#### Tujuan 1
Menurut bagian dokumen tentang kepulangan Syekh Kholil dari Makkah, dengan siapa beliau menikah pada tahun 1278?

#### Bagian dokumen
------------------------------------------------

SEPULANG DARI MAKKAH
Saya membaca catatan Syekh Kholil dalam
kitab “Hasyiyah Al-Bajuri” tulisan tangan beliau yang ada pada Kiai Thoha
Kholili Jangkibuan, di situ tertulis pernyataan berbahasa Arab yang artinya:
“Aku membaca (mengaji) kitab ini pada tahun 1274 H pada …”. Nama guru ngaji
beliau tidak jelas karena tulisannya rusak seperti terkena basah.
Kemudian, dalam catatan Kiai Kholili
Jangkibuan, tertulis bahwa Syekh Kholil menikah dengan Nyai Assek binti
Ludrapati pada tahun 1278. Maka kita bisa memastikan bahwa kepulangan Syekh
kholil dari Makkah adalah antara tahun 1274 dan 1278 (+ 1857-1861).
Sepulang dari Makkah, Syekh Kholil
tidak langsung mengajar, beliau baru mulai berpikir bagaimana caranya agar
dapat mengajarkan ilmunya pada masyarakat.
Beliau masih tinggal bersama kakak
beliau, Nyai Maryam, di Keramat. Sambil mencari peluang untuk mengamalkan
ilmunya,Syekh Kholil mengisi waktu dengan bekerja di kantor pejabat Adipati
Bangkalan. Selain untuk mencari nafkah, sepertinya beliau juga bermaksud untuk
mencari banyak teman dan kenalan, karena hanya dengan begitulah beliau dapat
bergaul.
Di kantor pejabat Adipati Bangkalan
itu, Syekh Kholil diterima sebagai penjaga dan kebagian jaga malam. Maka setiap
bertugas malam, Syekh Kholil selalu membawa kitab, beliau rajin membaca
disela-sela tugas beliau. Akhirnya beliaupun oleh para pegawai Adipati dikenal
ahli membaca kitab, sehingga berita itupun sampai pada Kanjeng Adipati.
Kebetulan, leluhur Adipati sebenarnya adalah orang-orang alim, mereka memang
keturunan Syarifah Ambami Ratu Ibu yang bersambung nasab pada Sunan Giri. Maka
tidak aneh kalau di rumah Adipati banyak terdapat kitab-kitab berbahasa
Arab warisan leluhur, walaupun Adipati sendiri tidak dapat mebaca kitab
berbahasa Arab. Adipatipun mengizinkan Syekh Kholil untuk membaca kitab-kitab
itu di perpustakaan beliau. Syekh Kholil merasa girang bukan main, karena pada
zaman itu tidak mudah untuk mendapatkan kitab, apalagi sebanyak itu.
Setelah yakin bahwa Syekh Kholil
betul-betul ahli dalam ilmu keislaman dan bahasa Arab, maka Kanjeng Adipati
mengganti tugas Syekh Kholil, dari tugas menjaga kantor berubah tugas mengajar
keluarga Adipati. Pucuk dicinta ulampun tiba,demikianlah yang dirasa oleh Syekh
Kholil, beliaupun memanfaatkan kesempatan itu untuk mengembangkan ilmunya
dengan mengajar keluarga bangsawan. Beliaupun telah memiliki profesi baru sebagai
pengajar ilmu agama.

------------------------------------------------

#### Cuplikan rekaman
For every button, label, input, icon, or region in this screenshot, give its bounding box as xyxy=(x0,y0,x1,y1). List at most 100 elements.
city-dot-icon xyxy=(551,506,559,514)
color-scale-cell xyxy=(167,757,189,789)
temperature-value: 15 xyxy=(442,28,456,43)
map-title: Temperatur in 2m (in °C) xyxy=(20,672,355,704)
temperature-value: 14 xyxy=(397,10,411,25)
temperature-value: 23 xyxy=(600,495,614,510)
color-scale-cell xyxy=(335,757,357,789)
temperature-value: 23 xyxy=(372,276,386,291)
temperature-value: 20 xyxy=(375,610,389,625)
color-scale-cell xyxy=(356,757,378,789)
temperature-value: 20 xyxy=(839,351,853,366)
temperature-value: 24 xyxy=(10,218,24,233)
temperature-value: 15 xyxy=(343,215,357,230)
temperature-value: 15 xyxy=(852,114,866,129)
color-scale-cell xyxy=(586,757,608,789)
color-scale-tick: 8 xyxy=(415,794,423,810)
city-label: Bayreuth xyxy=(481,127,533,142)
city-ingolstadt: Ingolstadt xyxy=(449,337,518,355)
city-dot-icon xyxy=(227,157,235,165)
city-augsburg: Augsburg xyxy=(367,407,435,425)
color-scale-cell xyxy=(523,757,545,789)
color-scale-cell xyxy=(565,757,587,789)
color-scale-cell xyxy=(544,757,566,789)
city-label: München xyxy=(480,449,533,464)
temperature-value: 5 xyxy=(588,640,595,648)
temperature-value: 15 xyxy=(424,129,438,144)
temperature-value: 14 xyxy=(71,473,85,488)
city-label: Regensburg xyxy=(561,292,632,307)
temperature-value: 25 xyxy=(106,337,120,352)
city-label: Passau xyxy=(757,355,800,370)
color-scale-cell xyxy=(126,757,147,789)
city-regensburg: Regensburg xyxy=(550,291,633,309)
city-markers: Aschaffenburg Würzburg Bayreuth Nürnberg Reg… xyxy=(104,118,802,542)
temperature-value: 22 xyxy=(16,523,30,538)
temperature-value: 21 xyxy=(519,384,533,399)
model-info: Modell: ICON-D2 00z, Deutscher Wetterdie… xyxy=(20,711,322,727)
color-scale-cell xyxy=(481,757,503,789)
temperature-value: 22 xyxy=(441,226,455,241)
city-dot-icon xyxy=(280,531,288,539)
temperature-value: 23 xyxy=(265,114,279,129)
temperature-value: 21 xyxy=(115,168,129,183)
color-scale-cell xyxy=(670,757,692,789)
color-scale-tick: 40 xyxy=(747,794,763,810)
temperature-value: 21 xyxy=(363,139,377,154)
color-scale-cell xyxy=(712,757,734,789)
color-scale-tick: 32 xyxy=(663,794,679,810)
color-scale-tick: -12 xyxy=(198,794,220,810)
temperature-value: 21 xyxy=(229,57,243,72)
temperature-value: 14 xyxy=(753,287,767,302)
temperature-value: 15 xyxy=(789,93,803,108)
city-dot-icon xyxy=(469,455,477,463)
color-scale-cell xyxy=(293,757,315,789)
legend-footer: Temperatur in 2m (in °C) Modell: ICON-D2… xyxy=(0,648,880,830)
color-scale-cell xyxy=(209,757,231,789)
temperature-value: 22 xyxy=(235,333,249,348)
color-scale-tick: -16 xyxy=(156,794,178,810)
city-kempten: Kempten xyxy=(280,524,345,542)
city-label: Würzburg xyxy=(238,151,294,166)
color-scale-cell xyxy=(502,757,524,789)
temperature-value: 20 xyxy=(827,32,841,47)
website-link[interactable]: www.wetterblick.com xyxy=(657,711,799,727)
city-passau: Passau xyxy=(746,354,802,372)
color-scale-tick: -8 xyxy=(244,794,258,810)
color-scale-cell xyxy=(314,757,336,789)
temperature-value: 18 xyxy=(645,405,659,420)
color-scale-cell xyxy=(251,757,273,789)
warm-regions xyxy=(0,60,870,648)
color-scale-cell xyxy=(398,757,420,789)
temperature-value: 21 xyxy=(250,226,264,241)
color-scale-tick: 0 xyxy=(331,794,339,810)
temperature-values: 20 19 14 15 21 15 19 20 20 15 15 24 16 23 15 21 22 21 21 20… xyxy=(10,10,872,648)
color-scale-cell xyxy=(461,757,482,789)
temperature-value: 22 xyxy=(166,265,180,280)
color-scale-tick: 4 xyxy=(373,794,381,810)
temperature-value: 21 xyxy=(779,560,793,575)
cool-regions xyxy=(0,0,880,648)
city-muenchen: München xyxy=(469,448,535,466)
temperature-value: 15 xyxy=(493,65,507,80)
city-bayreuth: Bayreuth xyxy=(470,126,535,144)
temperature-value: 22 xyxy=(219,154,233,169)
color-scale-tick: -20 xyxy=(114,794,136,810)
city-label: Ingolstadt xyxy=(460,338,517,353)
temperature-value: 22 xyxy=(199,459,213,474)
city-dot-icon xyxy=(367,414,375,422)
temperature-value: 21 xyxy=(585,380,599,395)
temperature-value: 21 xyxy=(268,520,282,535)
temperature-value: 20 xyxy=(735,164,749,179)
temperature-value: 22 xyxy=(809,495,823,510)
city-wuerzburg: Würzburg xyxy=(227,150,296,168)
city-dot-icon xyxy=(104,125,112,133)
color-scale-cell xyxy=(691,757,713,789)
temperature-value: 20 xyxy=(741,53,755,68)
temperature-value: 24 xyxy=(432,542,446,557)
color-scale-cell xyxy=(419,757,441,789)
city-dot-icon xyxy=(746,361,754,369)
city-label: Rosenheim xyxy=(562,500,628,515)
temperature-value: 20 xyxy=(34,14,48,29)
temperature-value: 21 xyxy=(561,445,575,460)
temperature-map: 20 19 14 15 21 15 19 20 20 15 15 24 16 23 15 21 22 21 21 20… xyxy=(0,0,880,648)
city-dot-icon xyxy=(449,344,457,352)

------------------------------------------------

#### Tujuan 2
Susun semua baris rekaman, dari baris pertama sampai dengan baris yang memuat "temperature-value: 14 xyxy=(397,10,411,25)", ke dalam tabel Markdown berkolom No dan Baris, tanpa baris kosong.

#### Jawaban 1
Nyai Assek binti Ludrapati.

#### Jawaban 2
| No | Baris |
|---|---|
| 1 | For every button, label, input, icon, or region in this screenshot, give its bounding box as xyxy=(x0,y0,x1,y1). List at most 100 elements. |
| 2 | city-dot-icon xyxy=(551,506,559,514) |
| 3 | color-scale-cell xyxy=(167,757,189,789) |
| 4 | temperature-value: 15 xyxy=(442,28,456,43) |
| 5 | map-title: Temperatur in 2m (in °C) xyxy=(20,672,355,704) |
| 6 | temperature-value: 14 xyxy=(397,10,411,25) |